■ **Set problem**
All lines featuring the string "洛图科技" are to be listed.

■ **Given records**
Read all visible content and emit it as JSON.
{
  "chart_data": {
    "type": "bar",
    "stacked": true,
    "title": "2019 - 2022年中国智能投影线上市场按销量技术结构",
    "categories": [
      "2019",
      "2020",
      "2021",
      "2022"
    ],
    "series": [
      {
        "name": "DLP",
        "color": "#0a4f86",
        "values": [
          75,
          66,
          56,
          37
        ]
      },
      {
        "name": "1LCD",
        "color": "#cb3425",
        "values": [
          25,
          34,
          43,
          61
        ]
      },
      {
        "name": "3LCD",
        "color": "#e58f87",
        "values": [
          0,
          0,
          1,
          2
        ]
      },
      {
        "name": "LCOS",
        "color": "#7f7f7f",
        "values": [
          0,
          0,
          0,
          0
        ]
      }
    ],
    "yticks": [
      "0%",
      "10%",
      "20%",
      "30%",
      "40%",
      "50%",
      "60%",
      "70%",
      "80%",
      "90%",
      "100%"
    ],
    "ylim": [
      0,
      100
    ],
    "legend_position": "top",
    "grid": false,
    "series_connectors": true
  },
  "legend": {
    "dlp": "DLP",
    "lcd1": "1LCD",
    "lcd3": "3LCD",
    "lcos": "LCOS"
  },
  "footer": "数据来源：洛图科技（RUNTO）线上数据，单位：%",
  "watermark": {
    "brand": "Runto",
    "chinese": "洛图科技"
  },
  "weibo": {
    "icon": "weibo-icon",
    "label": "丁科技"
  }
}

--

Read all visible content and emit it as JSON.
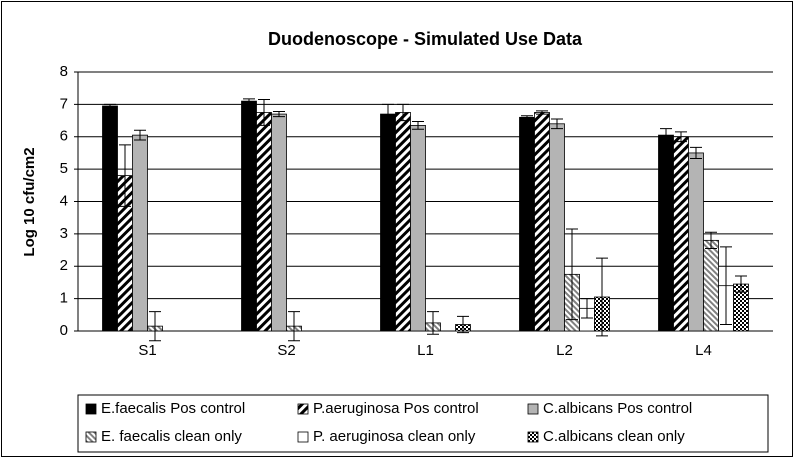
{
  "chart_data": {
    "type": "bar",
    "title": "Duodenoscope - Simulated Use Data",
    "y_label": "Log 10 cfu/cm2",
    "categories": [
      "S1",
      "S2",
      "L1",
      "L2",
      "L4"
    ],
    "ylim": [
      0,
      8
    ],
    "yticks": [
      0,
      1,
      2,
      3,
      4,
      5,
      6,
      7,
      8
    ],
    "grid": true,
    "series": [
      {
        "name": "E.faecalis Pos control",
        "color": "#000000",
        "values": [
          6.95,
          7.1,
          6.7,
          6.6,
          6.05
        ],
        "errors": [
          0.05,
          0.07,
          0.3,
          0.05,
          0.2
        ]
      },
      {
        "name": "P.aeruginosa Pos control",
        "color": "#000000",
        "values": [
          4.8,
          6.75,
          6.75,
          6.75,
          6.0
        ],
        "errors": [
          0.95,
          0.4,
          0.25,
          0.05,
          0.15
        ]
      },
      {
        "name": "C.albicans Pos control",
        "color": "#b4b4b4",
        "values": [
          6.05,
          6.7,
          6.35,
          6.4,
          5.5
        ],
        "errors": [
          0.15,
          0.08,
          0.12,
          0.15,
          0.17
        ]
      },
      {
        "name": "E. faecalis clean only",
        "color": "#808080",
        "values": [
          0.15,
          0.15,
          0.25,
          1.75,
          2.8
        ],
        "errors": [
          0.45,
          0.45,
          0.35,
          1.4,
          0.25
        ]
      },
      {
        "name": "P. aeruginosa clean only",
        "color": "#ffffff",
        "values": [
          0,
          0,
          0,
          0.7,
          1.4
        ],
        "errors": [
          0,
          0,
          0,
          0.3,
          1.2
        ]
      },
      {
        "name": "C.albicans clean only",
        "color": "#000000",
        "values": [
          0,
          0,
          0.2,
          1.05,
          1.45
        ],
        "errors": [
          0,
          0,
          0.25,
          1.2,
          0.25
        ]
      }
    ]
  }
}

---

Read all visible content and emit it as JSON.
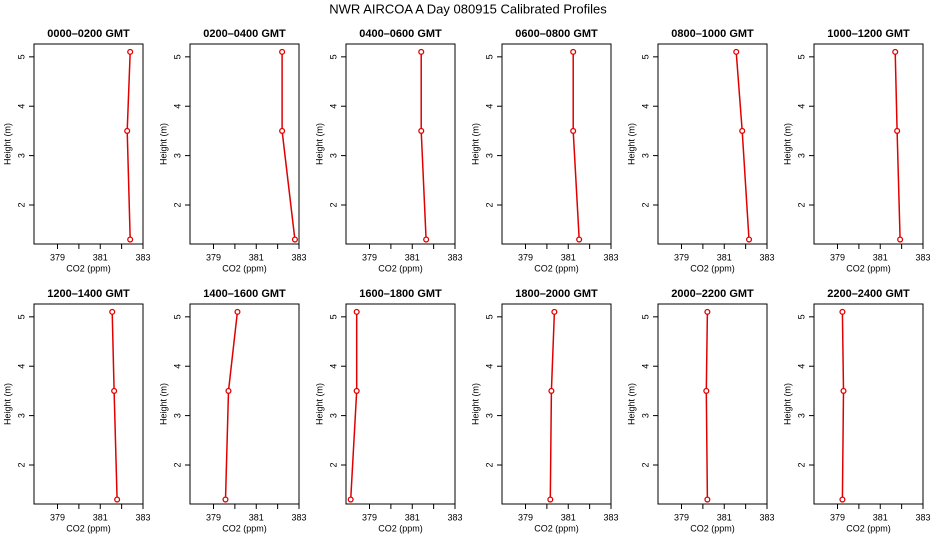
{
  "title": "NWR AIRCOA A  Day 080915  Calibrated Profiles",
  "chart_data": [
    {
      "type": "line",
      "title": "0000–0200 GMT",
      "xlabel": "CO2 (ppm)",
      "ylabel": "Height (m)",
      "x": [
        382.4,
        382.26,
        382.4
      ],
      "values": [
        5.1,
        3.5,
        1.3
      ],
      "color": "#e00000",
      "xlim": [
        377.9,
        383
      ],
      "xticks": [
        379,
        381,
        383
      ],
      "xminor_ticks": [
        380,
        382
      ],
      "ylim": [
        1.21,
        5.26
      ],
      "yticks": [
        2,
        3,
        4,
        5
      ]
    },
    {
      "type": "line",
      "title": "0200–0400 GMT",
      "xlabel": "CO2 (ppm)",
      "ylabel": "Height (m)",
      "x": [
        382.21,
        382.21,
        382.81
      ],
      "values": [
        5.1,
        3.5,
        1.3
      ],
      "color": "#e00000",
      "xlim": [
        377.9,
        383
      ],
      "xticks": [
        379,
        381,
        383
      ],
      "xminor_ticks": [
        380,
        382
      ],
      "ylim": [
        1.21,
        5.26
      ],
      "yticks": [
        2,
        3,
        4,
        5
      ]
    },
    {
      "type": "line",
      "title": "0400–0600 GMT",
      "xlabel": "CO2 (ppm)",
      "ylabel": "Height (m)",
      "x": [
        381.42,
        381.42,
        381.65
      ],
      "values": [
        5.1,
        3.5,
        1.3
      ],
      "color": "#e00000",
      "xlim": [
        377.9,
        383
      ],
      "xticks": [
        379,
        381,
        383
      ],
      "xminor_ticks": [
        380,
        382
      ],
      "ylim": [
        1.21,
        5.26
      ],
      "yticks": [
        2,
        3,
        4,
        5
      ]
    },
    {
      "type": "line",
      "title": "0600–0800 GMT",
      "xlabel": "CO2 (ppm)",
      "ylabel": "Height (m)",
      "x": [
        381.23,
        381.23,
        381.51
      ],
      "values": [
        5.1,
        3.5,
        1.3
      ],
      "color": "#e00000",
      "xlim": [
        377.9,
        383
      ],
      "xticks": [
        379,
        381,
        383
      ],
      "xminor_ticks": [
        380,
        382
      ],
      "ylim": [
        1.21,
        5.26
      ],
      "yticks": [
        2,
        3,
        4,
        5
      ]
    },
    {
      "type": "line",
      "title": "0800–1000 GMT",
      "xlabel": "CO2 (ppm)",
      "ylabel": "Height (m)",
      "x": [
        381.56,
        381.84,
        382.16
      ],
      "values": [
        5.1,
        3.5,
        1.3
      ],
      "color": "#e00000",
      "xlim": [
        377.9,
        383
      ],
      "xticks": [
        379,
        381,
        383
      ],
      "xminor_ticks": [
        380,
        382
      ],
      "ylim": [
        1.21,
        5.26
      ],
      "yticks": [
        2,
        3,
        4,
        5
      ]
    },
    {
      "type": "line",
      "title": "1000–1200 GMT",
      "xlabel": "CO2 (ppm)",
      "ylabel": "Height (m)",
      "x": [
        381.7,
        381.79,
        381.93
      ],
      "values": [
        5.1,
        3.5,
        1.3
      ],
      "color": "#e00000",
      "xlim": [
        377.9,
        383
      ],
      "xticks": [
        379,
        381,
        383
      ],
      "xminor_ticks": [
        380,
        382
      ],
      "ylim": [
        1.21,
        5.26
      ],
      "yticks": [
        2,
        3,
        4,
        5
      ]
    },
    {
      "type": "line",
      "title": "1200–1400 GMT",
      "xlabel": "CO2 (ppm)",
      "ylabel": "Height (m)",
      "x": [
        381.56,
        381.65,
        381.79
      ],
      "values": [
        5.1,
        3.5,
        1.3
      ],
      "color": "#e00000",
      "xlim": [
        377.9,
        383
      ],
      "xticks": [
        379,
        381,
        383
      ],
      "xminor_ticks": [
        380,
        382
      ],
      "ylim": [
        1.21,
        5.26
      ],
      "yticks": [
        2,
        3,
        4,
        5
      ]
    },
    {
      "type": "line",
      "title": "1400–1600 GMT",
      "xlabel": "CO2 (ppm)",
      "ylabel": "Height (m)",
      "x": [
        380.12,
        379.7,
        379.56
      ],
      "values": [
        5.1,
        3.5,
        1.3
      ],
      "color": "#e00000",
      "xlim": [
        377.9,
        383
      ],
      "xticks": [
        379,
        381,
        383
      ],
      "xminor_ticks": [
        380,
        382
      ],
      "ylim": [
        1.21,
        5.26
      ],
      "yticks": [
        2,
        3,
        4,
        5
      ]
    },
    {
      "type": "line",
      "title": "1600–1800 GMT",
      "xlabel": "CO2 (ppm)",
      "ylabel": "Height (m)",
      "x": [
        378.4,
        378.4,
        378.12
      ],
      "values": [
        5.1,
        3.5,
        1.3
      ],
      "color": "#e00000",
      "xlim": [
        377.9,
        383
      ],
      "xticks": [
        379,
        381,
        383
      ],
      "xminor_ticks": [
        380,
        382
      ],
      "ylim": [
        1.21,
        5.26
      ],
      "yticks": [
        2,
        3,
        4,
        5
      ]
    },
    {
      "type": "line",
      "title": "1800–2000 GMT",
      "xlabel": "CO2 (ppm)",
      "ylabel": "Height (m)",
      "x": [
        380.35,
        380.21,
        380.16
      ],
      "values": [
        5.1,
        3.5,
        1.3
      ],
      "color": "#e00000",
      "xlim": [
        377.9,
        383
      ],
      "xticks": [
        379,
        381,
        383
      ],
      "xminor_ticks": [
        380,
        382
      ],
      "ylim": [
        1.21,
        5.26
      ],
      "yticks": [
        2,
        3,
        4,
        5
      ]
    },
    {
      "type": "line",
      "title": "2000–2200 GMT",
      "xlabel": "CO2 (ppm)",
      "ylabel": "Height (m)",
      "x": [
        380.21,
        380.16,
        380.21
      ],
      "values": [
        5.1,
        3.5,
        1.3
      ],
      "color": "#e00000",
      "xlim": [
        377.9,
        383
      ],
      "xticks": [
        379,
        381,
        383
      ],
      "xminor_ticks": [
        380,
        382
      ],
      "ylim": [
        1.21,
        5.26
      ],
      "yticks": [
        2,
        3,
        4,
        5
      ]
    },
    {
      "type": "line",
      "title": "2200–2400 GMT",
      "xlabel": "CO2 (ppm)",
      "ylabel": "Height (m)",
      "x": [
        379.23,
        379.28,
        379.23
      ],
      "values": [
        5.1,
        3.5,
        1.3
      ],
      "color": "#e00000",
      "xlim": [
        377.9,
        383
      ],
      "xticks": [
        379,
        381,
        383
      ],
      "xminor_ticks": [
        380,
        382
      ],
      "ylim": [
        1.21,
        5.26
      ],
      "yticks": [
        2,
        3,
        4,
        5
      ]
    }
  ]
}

■ **Solved exercise**
  "footer": "数据来源：洛图科技（RUNTO）线上数据，单位：%",
    "chinese": "洛图科技"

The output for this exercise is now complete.